## start Records provided

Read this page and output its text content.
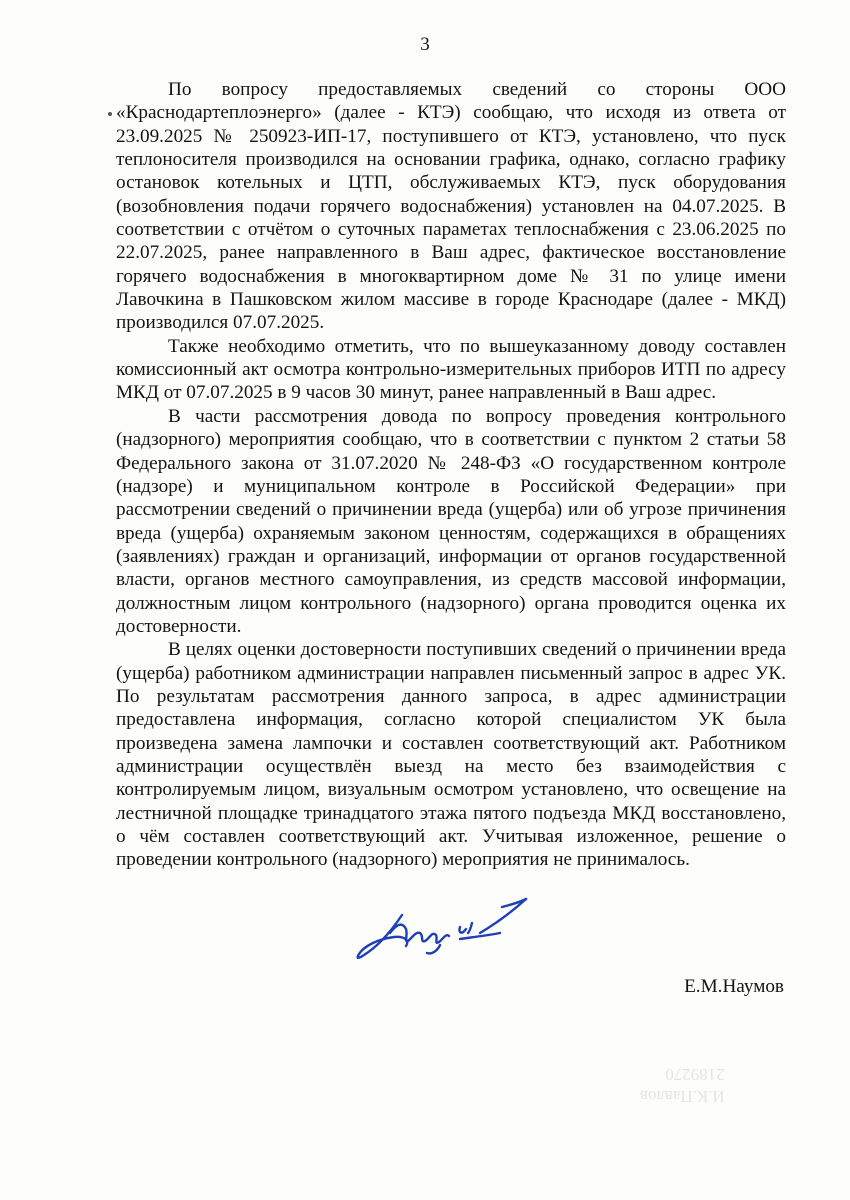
3

По вопросу предоставляемых сведений со стороны ООО «Краснодартеплоэнерго» (далее - КТЭ) сообщаю, что исходя из ответа от 23.09.2025 № 250923-ИП-17, поступившего от КТЭ, установлено, что пуск теплоносителя производился на основании графика, однако, согласно графику остановок котельных и ЦТП, обслуживаемых КТЭ, пуск оборудования (возобновления подачи горячего водоснабжения) установлен на 04.07.2025. В соответствии с отчётом о суточных параметах теплоснабжения с 23.06.2025 по 22.07.2025, ранее направленного в Ваш адрес, фактическое восстановление горячего водоснабжения в многоквартирном доме № 31 по улице имени Лавочкина в Пашковском жилом массиве в городе Краснодаре (далее - МКД) производился 07.07.2025.

Также необходимо отметить, что по вышеуказанному доводу составлен комиссионный акт осмотра контрольно-измерительных приборов ИТП по адресу МКД от 07.07.2025 в 9 часов 30 минут, ранее направленный в Ваш адрес.

В части рассмотрения довода по вопросу проведения контрольного (надзорного) мероприятия сообщаю, что в соответствии с пунктом 2 статьи 58 Федерального закона от 31.07.2020 № 248-ФЗ «О государственном контроле (надзоре) и муниципальном контроле в Российской Федерации» при рассмотрении сведений о причинении вреда (ущерба) или об угрозе причинения вреда (ущерба) охраняемым законом ценностям, содержащихся в обращениях (заявлениях) граждан и организаций, информации от органов государственной власти, органов местного самоуправления, из средств массовой информации, должностным лицом контрольного (надзорного) органа проводится оценка их достоверности.

В целях оценки достоверности поступивших сведений о причинении вреда (ущерба) работником администрации направлен письменный запрос в адрес УК. По результатам рассмотрения данного запроса, в адрес администрации предоставлена информация, согласно которой специалистом УК была произведена замена лампочки и составлен соответствующий акт. Работником администрации осуществлён выезд на место без взаимодействия с контролируемым лицом, визуальным осмотром установлено, что освещение на лестничной площадке тринадцатого этажа пятого подъезда МКД восстановлено, о чём составлен соответствующий акт. Учитывая изложенное, решение о проведении контрольного (надзорного) мероприятия не принималось.

Е.М.Наумов
И.К.Павлов
2189270
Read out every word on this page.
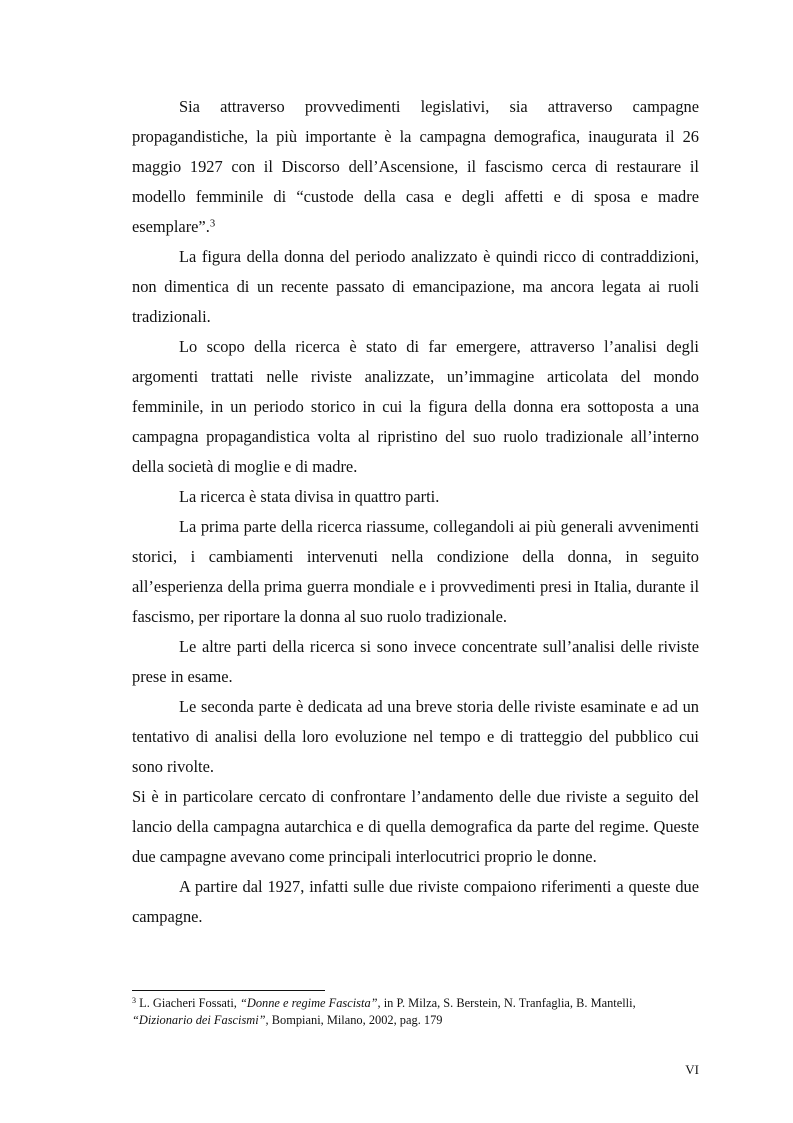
Sia attraverso provvedimenti legislativi, sia attraverso campagne propagandistiche, la più importante è la campagna demografica, inaugurata il 26 maggio 1927 con il Discorso dell’Ascensione, il fascismo cerca di restaurare il modello femminile di “custode della casa e degli affetti e di sposa e madre esemplare”.$^3$

La figura della donna del periodo analizzato è quindi ricco di contraddizioni, non dimentica di un recente passato di emancipazione, ma ancora legata ai ruoli tradizionali.

Lo scopo della ricerca è stato di far emergere, attraverso l’analisi degli argomenti trattati nelle riviste analizzate, un’immagine articolata del mondo femminile, in un periodo storico in cui la figura della donna era sottoposta a una campagna propagandistica volta al ripristino del suo ruolo tradizionale all’interno della società di moglie e di madre.

La ricerca è stata divisa in quattro parti.

La prima parte della ricerca riassume, collegandoli ai più generali avvenimenti storici, i cambiamenti intervenuti nella condizione della donna, in seguito all’esperienza della prima guerra mondiale e i provvedimenti presi in Italia, durante il fascismo, per riportare la donna al suo ruolo tradizionale.

Le altre parti della ricerca si sono invece concentrate sull’analisi delle riviste prese in esame.

Le seconda parte è dedicata ad una breve storia delle riviste esaminate e ad un tentativo di analisi della loro evoluzione nel tempo e di tratteggio del pubblico cui sono rivolte.

Si è in particolare cercato di confrontare l’andamento delle due riviste a seguito del lancio della campagna autarchica e di quella demografica da parte del regime. Queste due campagne avevano come principali interlocutrici proprio le donne.

A partire dal 1927, infatti sulle due riviste compaiono riferimenti a queste due campagne.

$^3$ L. Giacheri Fossati, “Donne e regime Fascista”, in P. Milza, S. Berstein, N. Tranfaglia, B. Mantelli, “Dizionario dei Fascismi”, Bompiani, Milano, 2002, pag. 179
VI
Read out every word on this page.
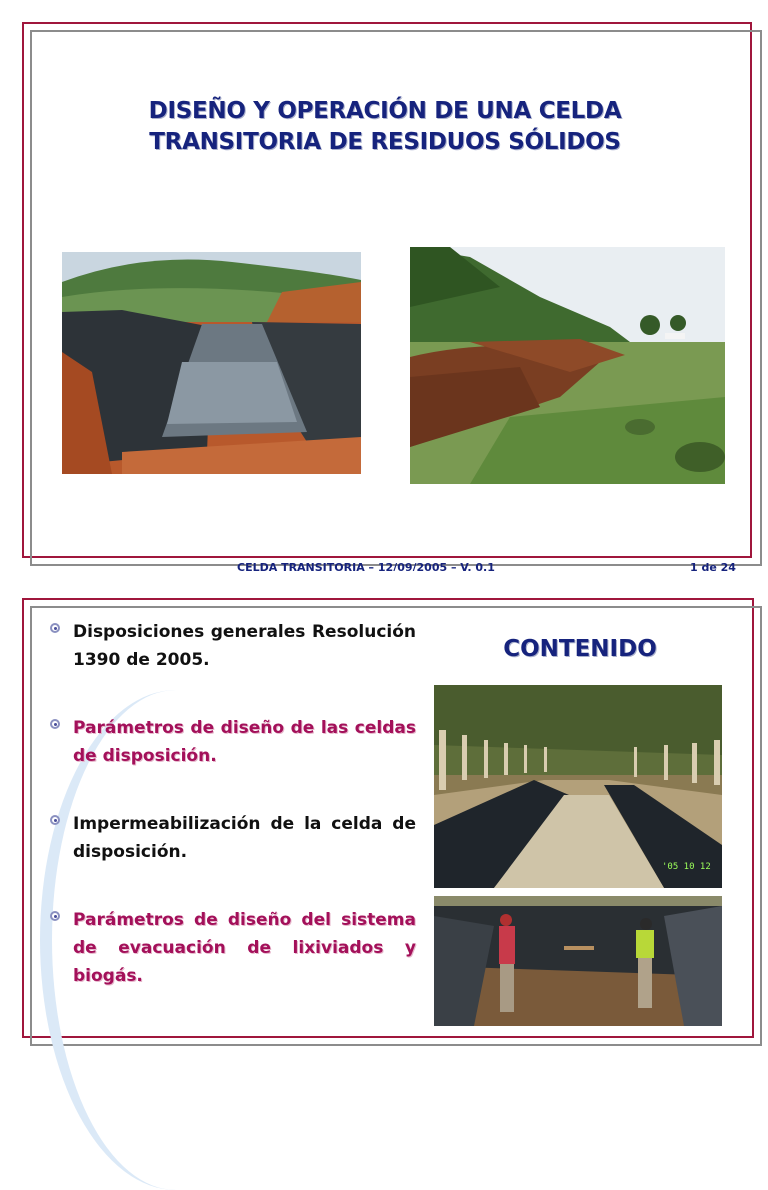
DISEÑO Y OPERACIÓN DE UNA CELDA
TRANSITORIA DE RESIDUOS SÓLIDOS
CELDA TRANSITORIA – 12/09/2005 – V. 0.1	1 de 24
Disposiciones generales Resolución 1390 de 2005.
Parámetros de diseño de las celdas de disposición.
Impermeabilización de la celda de disposición.
Parámetros de diseño del sistema de evacuación de lixiviados y biogás.
CONTENIDO
'05 10 12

## end Records provided

- Exercise goal:
Set down the material above as is, without any pictures.

- Answer to this problem:
Read this page and output its text content.
3

По вопросу предоставляемых сведений со стороны ООО «Краснодартеплоэнерго» (далее - КТЭ) сообщаю, что исходя из ответа от 23.09.2025 № 250923-ИП-17, поступившего от КТЭ, установлено, что пуск теплоносителя производился на основании графика, однако, согласно графику остановок котельных и ЦТП, обслуживаемых КТЭ, пуск оборудования (возобновления подачи горячего водоснабжения) установлен на 04.07.2025. В соответствии с отчётом о суточных параметах теплоснабжения с 23.06.2025 по 22.07.2025, ранее направленного в Ваш адрес, фактическое восстановление горячего водоснабжения в многоквартирном доме № 31 по улице имени Лавочкина в Пашковском жилом массиве в городе Краснодаре (далее - МКД) производился 07.07.2025.

Также необходимо отметить, что по вышеуказанному доводу составлен комиссионный акт осмотра контрольно-измерительных приборов ИТП по адресу МКД от 07.07.2025 в 9 часов 30 минут, ранее направленный в Ваш адрес.

В части рассмотрения довода по вопросу проведения контрольного (надзорного) мероприятия сообщаю, что в соответствии с пунктом 2 статьи 58 Федерального закона от 31.07.2020 № 248-ФЗ «О государственном контроле (надзоре) и муниципальном контроле в Российской Федерации» при рассмотрении сведений о причинении вреда (ущерба) или об угрозе причинения вреда (ущерба) охраняемым законом ценностям, содержащихся в обращениях (заявлениях) граждан и организаций, информации от органов государственной власти, органов местного самоуправления, из средств массовой информации, должностным лицом контрольного (надзорного) органа проводится оценка их достоверности.

В целях оценки достоверности поступивших сведений о причинении вреда (ущерба) работником администрации направлен письменный запрос в адрес УК. По результатам рассмотрения данного запроса, в адрес администрации предоставлена информация, согласно которой специалистом УК была произведена замена лампочки и составлен соответствующий акт. Работником администрации осуществлён выезд на место без взаимодействия с контролируемым лицом, визуальным осмотром установлено, что освещение на лестничной площадке тринадцатого этажа пятого подъезда МКД восстановлено, о чём составлен соответствующий акт. Учитывая изложенное, решение о проведении контрольного (надзорного) мероприятия не принималось.

Е.М.Наумов
И.К.Павлов
2189270
Read out every word on this page.
Sia attraverso provvedimenti legislativi, sia attraverso campagne propagandistiche, la più importante è la campagna demografica, inaugurata il 26 maggio 1927 con il Discorso dell’Ascensione, il fascismo cerca di restaurare il modello femminile di “custode della casa e degli affetti e di sposa e madre esemplare”.$^3$

La figura della donna del periodo analizzato è quindi ricco di contraddizioni, non dimentica di un recente passato di emancipazione, ma ancora legata ai ruoli tradizionali.

Lo scopo della ricerca è stato di far emergere, attraverso l’analisi degli argomenti trattati nelle riviste analizzate, un’immagine articolata del mondo femminile, in un periodo storico in cui la figura della donna era sottoposta a una campagna propagandistica volta al ripristino del suo ruolo tradizionale all’interno della società di moglie e di madre.

La ricerca è stata divisa in quattro parti.

La prima parte della ricerca riassume, collegandoli ai più generali avvenimenti storici, i cambiamenti intervenuti nella condizione della donna, in seguito all’esperienza della prima guerra mondiale e i provvedimenti presi in Italia, durante il fascismo, per riportare la donna al suo ruolo tradizionale.

Le altre parti della ricerca si sono invece concentrate sull’analisi delle riviste prese in esame.

Le seconda parte è dedicata ad una breve storia delle riviste esaminate e ad un tentativo di analisi della loro evoluzione nel tempo e di tratteggio del pubblico cui sono rivolte.

Si è in particolare cercato di confrontare l’andamento delle due riviste a seguito del lancio della campagna autarchica e di quella demografica da parte del regime. Queste due campagne avevano come principali interlocutrici proprio le donne.

A partire dal 1927, infatti sulle due riviste compaiono riferimenti a queste due campagne.

$^3$ L. Giacheri Fossati, “Donne e regime Fascista”, in P. Milza, S. Berstein, N. Tranfaglia, B. Mantelli, “Dizionario dei Fascismi”, Bompiani, Milano, 2002, pag. 179
VI
Read out every word on this page.
DISEÑO Y OPERACIÓN DE UNA CELDA
TRANSITORIA DE RESIDUOS SÓLIDOS
CELDA TRANSITORIA – 12/09/2005 – V. 0.1	1 de 24
Disposiciones generales Resolución 1390 de 2005.
Parámetros de diseño de las celdas de disposición.
Impermeabilización de la celda de disposición.
Parámetros de diseño del sistema de evacuación de lixiviados y biogás.
CONTENIDO
'05 10 12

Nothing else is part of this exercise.